Dataset extract start

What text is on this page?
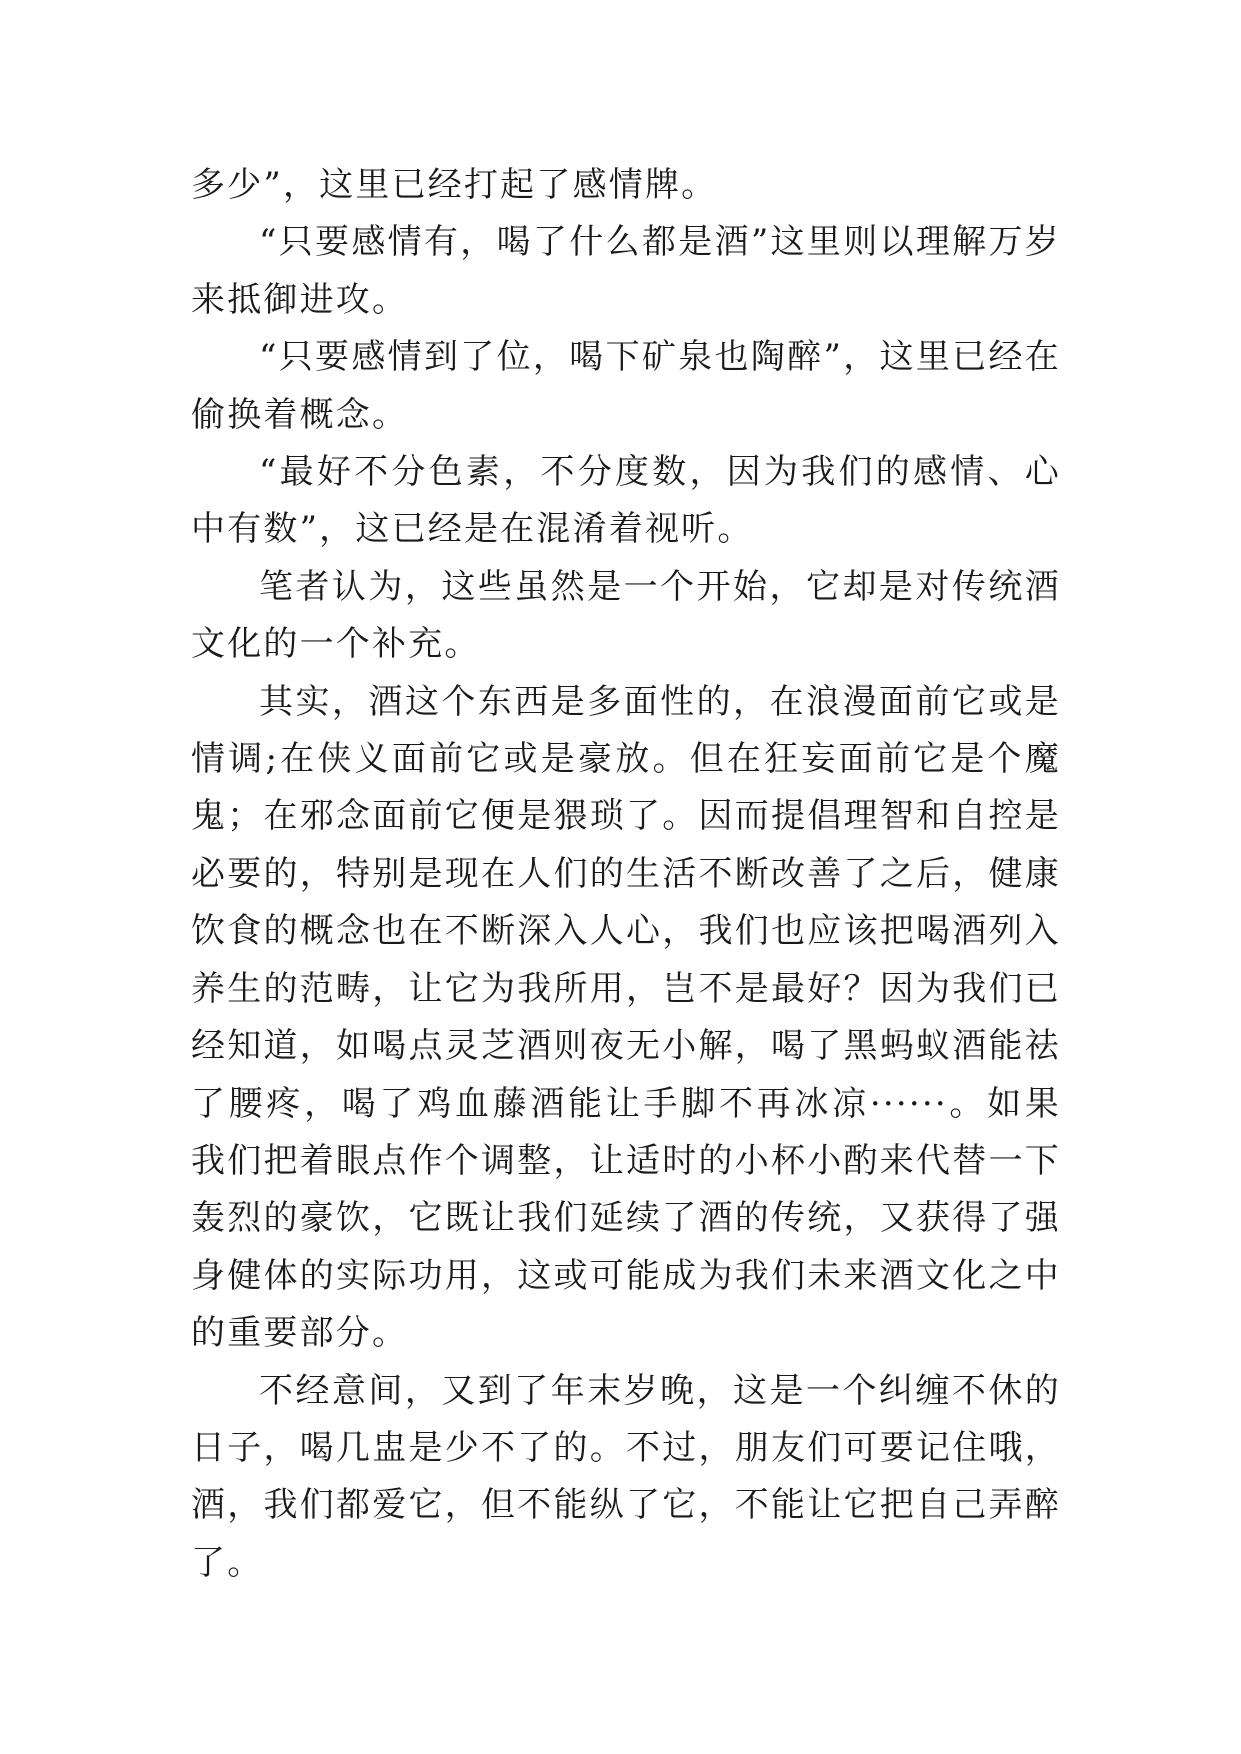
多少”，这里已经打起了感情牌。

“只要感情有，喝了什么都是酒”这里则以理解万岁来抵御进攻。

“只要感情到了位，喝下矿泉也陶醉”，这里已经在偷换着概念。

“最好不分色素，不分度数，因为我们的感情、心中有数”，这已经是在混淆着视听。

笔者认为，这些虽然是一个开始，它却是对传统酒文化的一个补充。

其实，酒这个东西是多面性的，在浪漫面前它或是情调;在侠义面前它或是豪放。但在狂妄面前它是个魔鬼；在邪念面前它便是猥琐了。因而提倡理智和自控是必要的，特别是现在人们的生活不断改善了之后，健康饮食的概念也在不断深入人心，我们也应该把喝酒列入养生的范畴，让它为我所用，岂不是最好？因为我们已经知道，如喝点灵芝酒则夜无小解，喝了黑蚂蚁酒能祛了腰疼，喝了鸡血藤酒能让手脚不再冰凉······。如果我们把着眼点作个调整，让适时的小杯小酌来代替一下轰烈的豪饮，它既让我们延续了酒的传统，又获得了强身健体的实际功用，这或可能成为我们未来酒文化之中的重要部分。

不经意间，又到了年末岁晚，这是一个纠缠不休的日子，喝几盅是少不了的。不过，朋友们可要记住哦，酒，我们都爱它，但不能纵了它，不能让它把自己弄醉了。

Dataset extract end

#### [Aim]
Without the pictures, copy the material exactly as given.

#### [Exercise solution]
What text is on this page?
多少”，这里已经打起了感情牌。

“只要感情有，喝了什么都是酒”这里则以理解万岁来抵御进攻。

“只要感情到了位，喝下矿泉也陶醉”，这里已经在偷换着概念。

“最好不分色素，不分度数，因为我们的感情、心中有数”，这已经是在混淆着视听。

笔者认为，这些虽然是一个开始，它却是对传统酒文化的一个补充。

其实，酒这个东西是多面性的，在浪漫面前它或是情调;在侠义面前它或是豪放。但在狂妄面前它是个魔鬼；在邪念面前它便是猥琐了。因而提倡理智和自控是必要的，特别是现在人们的生活不断改善了之后，健康饮食的概念也在不断深入人心，我们也应该把喝酒列入养生的范畴，让它为我所用，岂不是最好？因为我们已经知道，如喝点灵芝酒则夜无小解，喝了黑蚂蚁酒能祛了腰疼，喝了鸡血藤酒能让手脚不再冰凉······。如果我们把着眼点作个调整，让适时的小杯小酌来代替一下轰烈的豪饮，它既让我们延续了酒的传统，又获得了强身健体的实际功用，这或可能成为我们未来酒文化之中的重要部分。

不经意间，又到了年末岁晚，这是一个纠缠不休的日子，喝几盅是少不了的。不过，朋友们可要记住哦，酒，我们都爱它，但不能纵了它，不能让它把自己弄醉了。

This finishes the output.